3.78 AVERAGE


This was a cute and interesting book. I never realized just how much we DON'T know abnout Shakespeare. As always Bill Bryson entertains as he educates.

This is the first Bill Bryson book I've read, and I can see why he is popular. His style was friendly, and I liked the way he dealt with the subject matter. I feel like he takes a subject that could potentially be stuffy and inaccessible and livens it up.

A short and entertaining introduction to the man and his work, it’s easy to feel Bryson’s love for the language and the stories.

What struck me most was how little we actually know about the man.

This biography of William Shakespeare is mostly about how much we don’t know about him. I found it interesting how people of the time didn’t care about spelling things consistently, including their own name. I’ve worked as an editor for years, and the notion of spelling words haphazardly is completely contrary to everything I’ve ever been taught.

This has more detail than I really needed. I had no idea how unhinged some people can be in trying to find facts about Shakespeare as well as how obsessed some people are trying to prove Shakespeare didn’t write the plays that we read and see performed today. Part of the reason some folks don’t believe he could have written what is ascribed to him is that he didn’t have the kind of formal education other of his contemporaries did. “Shakespeare’s genius had to do not really with facts, but with ambition, intrigue, love, suffering—things that aren’t taught in school.”
· · · · · · ·
### Work instruction 1
In the reviews of Bill Bryson's Shakespeare book, translate this sentence into Spanish: "What struck me most was how little we actually know about the man."
### Work instruction 2
Rewrite the reviews of Bill Bryson's Shakespeare book from "3.78 AVERAGE" up to and including "and the stories.", using "topic" in place of "subject".
### Work instruction 3
Carry on the reviews of Bill Bryson's Shakespeare book from their final sentence.
· · · · · · ·
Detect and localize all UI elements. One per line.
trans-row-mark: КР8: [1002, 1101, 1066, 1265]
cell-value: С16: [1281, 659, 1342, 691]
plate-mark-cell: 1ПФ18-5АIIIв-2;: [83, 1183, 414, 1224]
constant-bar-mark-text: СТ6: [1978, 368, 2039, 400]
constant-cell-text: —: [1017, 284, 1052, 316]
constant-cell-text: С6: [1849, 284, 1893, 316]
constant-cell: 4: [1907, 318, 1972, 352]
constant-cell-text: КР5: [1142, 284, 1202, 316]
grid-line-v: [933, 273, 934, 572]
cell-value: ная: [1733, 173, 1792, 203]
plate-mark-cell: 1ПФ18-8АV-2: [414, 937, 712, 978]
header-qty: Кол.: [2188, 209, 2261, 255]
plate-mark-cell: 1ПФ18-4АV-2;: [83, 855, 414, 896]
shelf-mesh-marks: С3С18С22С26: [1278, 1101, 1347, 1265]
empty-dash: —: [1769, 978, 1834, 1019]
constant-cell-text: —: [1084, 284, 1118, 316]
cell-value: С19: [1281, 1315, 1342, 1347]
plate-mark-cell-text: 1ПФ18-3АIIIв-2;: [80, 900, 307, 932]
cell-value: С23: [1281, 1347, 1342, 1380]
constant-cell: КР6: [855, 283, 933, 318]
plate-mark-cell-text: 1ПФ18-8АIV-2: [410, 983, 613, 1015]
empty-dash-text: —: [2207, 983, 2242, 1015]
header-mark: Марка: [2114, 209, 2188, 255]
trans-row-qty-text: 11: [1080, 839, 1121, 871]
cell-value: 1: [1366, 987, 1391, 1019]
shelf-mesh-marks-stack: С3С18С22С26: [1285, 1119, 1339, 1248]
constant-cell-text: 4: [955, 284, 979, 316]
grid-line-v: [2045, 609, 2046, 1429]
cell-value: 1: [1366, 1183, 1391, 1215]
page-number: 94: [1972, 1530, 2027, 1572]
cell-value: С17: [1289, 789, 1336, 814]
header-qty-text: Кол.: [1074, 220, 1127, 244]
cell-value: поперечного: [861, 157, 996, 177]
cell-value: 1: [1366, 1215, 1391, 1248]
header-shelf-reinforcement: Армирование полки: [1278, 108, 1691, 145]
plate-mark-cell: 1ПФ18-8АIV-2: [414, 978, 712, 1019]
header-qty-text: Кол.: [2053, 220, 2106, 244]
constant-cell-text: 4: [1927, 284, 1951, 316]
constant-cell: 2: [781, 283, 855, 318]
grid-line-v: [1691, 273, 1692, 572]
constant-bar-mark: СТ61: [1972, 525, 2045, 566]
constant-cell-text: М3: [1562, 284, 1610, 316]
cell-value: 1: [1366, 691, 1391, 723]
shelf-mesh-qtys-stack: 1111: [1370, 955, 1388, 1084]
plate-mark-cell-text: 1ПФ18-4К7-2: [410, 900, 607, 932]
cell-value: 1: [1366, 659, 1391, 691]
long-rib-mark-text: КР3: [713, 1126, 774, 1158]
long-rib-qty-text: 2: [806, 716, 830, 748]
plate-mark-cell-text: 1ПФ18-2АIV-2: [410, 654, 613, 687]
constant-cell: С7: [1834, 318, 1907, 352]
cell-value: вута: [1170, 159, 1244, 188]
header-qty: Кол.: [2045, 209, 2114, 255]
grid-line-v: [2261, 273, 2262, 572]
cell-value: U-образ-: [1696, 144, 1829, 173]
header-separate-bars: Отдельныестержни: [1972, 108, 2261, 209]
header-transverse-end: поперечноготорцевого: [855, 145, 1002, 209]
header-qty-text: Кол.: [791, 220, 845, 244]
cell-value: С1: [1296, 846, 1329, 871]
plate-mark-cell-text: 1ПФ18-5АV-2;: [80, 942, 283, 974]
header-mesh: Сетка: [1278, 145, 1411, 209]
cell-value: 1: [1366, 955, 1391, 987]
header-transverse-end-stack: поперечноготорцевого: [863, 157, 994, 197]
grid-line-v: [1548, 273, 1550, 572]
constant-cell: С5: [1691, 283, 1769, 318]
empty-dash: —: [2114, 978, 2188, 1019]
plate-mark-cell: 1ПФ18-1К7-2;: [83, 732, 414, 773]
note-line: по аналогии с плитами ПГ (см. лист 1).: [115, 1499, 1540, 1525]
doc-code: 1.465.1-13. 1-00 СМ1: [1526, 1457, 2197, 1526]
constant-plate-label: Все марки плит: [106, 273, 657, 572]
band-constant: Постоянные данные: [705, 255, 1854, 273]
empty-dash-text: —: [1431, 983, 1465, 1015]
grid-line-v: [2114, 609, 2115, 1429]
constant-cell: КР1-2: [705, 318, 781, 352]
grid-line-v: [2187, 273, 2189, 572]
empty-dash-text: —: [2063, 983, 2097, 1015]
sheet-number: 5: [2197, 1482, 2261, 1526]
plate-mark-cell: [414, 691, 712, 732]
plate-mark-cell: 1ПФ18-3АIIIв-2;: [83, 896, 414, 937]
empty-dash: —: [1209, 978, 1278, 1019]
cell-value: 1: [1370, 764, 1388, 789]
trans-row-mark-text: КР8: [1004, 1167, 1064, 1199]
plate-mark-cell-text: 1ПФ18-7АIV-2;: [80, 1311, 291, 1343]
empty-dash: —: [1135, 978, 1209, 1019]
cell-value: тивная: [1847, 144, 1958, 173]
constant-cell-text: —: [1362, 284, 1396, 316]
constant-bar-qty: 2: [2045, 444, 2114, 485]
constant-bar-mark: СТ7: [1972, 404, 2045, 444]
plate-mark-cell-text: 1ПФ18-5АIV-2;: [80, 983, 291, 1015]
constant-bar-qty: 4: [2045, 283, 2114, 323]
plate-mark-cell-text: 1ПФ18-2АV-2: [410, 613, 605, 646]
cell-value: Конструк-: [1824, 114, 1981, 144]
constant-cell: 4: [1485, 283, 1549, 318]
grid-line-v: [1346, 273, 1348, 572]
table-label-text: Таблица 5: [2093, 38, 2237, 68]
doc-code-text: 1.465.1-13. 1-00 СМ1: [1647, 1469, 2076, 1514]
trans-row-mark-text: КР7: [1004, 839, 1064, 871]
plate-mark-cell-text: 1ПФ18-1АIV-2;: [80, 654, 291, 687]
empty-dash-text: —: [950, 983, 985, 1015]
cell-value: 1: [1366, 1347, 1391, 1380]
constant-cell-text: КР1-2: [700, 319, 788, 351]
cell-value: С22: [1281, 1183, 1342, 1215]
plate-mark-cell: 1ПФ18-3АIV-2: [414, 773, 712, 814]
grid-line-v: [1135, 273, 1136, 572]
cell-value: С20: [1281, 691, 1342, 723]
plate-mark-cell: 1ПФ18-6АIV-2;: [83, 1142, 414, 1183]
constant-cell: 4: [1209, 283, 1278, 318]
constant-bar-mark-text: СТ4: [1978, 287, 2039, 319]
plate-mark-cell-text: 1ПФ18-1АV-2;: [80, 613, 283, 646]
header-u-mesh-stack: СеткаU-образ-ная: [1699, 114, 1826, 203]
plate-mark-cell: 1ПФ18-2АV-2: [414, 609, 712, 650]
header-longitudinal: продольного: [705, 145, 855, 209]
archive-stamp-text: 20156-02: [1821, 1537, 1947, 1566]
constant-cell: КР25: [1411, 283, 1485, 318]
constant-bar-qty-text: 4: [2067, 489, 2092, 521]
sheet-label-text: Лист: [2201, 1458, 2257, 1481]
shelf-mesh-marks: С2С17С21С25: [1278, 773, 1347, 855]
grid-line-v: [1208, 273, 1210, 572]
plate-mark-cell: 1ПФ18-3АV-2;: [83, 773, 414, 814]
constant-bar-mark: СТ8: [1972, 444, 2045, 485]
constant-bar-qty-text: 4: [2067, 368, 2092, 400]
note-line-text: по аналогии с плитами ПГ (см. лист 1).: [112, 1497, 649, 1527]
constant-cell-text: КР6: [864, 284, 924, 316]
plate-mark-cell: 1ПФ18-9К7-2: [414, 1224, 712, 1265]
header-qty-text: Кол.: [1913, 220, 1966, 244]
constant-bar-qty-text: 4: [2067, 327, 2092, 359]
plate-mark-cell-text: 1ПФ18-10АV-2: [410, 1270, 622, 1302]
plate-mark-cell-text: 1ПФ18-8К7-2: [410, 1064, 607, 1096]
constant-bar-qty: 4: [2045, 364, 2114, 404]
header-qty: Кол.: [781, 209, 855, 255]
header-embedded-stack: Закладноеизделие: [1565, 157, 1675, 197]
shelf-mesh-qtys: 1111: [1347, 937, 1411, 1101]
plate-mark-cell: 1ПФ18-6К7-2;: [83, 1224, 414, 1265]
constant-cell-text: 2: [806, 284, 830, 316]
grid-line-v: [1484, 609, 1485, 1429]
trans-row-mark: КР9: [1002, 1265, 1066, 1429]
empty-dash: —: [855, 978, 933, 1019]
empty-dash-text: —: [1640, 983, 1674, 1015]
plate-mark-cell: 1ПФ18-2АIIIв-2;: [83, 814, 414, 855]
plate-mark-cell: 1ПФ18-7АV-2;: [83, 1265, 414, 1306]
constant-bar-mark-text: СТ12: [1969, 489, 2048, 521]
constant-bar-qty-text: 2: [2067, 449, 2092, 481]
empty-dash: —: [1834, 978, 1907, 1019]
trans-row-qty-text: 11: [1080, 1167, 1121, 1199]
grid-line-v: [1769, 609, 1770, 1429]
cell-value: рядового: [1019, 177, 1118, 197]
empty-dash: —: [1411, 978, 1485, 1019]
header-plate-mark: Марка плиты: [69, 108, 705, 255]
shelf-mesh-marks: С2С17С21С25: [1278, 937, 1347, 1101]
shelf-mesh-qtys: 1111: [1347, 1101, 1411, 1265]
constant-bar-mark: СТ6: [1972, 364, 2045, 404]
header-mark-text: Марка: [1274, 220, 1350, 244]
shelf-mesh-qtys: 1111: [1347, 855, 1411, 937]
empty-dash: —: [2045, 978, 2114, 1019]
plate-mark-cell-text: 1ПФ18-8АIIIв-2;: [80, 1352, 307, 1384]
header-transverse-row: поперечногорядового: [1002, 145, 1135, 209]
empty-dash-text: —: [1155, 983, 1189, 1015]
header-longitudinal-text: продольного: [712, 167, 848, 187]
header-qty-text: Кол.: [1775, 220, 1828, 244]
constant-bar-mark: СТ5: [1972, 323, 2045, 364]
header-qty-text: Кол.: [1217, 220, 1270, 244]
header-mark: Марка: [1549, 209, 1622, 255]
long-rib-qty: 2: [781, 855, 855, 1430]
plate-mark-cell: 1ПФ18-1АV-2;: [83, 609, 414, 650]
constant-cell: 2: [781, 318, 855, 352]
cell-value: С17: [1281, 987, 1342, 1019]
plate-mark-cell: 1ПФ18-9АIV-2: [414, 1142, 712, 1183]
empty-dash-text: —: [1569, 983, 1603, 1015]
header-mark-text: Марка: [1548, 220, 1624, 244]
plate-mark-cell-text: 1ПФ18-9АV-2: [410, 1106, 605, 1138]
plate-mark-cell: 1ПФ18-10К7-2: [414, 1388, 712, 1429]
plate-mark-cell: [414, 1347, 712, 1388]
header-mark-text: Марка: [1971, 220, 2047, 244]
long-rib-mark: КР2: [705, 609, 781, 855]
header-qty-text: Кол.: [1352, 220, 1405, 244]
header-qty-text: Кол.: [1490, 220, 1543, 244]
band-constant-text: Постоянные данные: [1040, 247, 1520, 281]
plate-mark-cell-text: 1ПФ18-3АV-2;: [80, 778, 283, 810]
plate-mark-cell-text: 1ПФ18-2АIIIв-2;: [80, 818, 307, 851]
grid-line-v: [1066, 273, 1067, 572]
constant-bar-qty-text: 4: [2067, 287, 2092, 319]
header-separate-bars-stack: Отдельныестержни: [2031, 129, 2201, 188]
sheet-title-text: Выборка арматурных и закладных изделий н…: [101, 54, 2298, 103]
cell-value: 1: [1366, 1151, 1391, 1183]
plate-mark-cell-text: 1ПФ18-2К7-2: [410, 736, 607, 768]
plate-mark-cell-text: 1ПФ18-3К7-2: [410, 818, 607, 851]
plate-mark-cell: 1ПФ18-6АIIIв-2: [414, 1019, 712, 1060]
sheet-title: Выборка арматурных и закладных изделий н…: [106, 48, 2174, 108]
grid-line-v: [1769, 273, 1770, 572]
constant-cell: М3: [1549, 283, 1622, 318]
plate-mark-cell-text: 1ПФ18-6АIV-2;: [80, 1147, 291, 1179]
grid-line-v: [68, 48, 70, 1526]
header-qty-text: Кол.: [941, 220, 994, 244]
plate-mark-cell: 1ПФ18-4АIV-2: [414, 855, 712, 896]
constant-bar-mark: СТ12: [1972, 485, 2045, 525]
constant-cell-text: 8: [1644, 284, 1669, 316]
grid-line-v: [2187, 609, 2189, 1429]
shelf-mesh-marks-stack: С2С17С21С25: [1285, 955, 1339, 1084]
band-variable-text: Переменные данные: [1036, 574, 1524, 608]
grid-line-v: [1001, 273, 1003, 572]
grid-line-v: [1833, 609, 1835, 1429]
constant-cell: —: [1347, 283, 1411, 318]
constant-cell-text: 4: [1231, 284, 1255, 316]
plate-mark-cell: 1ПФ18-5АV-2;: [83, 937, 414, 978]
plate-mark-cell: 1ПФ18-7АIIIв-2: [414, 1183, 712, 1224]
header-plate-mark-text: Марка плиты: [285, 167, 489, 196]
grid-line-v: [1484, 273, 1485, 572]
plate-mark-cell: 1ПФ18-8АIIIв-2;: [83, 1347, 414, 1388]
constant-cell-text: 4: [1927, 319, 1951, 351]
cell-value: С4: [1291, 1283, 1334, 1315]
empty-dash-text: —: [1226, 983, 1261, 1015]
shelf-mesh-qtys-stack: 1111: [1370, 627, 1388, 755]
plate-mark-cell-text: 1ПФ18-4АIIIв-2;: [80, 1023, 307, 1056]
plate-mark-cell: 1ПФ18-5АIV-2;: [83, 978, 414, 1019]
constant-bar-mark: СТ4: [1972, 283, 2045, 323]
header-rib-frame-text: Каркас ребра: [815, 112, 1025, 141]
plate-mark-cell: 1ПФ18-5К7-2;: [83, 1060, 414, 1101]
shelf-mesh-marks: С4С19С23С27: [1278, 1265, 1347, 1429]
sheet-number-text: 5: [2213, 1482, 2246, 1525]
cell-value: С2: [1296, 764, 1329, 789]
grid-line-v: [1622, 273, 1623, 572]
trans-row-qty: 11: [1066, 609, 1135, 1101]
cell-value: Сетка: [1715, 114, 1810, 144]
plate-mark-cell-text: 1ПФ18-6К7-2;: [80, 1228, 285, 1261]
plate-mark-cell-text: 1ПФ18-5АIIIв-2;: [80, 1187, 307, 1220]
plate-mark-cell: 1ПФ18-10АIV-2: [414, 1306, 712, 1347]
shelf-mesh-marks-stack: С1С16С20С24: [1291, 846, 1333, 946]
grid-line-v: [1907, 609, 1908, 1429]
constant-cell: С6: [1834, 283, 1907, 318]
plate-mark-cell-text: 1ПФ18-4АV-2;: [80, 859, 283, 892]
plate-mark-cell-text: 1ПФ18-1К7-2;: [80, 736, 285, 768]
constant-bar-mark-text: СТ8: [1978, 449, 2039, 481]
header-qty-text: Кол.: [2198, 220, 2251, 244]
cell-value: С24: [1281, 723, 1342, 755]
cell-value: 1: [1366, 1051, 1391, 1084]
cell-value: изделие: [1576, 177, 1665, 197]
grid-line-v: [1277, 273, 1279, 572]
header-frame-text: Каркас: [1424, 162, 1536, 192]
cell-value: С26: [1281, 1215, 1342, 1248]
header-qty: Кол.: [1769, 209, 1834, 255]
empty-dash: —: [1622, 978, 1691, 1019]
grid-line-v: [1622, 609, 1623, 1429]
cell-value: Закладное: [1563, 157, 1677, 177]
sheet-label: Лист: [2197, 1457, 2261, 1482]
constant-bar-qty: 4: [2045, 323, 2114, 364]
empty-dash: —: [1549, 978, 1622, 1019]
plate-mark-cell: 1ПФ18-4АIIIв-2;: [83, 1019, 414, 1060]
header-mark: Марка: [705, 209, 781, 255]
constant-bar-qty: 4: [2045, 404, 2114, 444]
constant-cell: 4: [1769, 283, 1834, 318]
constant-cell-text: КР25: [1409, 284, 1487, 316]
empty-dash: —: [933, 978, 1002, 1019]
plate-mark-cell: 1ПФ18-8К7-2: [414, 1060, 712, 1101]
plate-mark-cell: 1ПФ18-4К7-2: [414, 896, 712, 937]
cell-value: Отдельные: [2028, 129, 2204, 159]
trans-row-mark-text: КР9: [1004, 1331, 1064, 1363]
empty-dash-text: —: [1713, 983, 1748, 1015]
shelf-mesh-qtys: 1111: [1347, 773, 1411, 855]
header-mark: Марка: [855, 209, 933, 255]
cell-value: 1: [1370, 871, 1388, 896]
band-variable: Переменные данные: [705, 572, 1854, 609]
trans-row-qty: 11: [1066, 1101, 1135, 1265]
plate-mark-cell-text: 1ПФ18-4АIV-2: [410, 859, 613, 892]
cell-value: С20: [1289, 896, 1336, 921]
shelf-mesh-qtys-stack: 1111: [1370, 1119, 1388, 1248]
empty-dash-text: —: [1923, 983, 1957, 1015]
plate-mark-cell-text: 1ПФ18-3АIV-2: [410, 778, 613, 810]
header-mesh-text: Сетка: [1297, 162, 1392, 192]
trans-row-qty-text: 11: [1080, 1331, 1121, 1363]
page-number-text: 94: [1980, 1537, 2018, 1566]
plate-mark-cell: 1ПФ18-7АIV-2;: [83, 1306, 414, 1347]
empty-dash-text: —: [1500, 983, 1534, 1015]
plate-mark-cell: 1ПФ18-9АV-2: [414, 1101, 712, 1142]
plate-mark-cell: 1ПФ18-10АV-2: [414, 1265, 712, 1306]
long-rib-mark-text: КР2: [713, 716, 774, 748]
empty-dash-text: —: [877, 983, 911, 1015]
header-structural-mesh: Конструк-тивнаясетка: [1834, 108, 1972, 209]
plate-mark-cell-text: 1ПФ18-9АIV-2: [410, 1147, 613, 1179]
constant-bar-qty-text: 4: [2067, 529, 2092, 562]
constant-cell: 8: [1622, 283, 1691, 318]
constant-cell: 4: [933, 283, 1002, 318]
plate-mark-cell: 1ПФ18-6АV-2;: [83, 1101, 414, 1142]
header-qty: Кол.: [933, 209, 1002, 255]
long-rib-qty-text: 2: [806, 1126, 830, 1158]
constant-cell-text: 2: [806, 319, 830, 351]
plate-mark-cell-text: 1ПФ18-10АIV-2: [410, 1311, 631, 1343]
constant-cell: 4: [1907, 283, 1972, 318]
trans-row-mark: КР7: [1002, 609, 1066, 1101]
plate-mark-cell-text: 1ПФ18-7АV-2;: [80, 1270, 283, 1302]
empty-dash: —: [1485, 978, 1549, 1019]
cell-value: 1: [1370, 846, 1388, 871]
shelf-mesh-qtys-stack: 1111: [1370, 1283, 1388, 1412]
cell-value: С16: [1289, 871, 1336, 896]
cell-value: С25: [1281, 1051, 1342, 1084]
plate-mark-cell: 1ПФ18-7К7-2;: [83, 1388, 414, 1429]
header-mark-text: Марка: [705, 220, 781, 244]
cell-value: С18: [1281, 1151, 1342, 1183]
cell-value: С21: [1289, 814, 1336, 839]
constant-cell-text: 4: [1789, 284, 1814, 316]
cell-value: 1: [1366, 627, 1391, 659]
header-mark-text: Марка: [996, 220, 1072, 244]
· · · · · · ·
### Output 1
Lo que más me llamó la atención fue lo poco que realmente sabemos sobre el hombre.

### Output 2
3.78 AVERAGE


This was a cute and interesting book. I never realized just how much we DON'T know abnout Shakespeare. As always Bill Bryson entertains as he educates.

This is the first Bill Bryson book I've read, and I can see why he is popular. His style was friendly, and I liked the way he dealt with the topic matter. I feel like he takes a topic that could potentially be stuffy and inaccessible and livens it up.

A short and entertaining introduction to the man and his work, it’s easy to feel Bryson’s love for the language and the stories.

### Output 3
There is some humor in this as Bryson’s work is known for—mostly the jokes come at the expense of the Puritans who hated joy and were forever trying to shut playhouses down. There is also a lot of talk about how frequent plagues shuttered the theaters and devastated the population, something to keep in mind since all of us, in the last year and a half, were a bit shocked how a pandemic meant closing much of the world to attempt to avoid overwhelming hospitals and trying to keep the rates of severe illness and death down. It was a new thing for people who live today, but a completely common occurrence back then.

This was well-written and certainly had the typical flavor of a Bryson book. I just don't find Shakespeare all that interesting, I'm afraid (but that does not affect my rating).

A brief but solid biography, providing Elizabethan and Jacobean context while delineating the few actual facts we have about Shakespeare from the legends and suppositions that have become well-known over the centuries since he lived and wrote.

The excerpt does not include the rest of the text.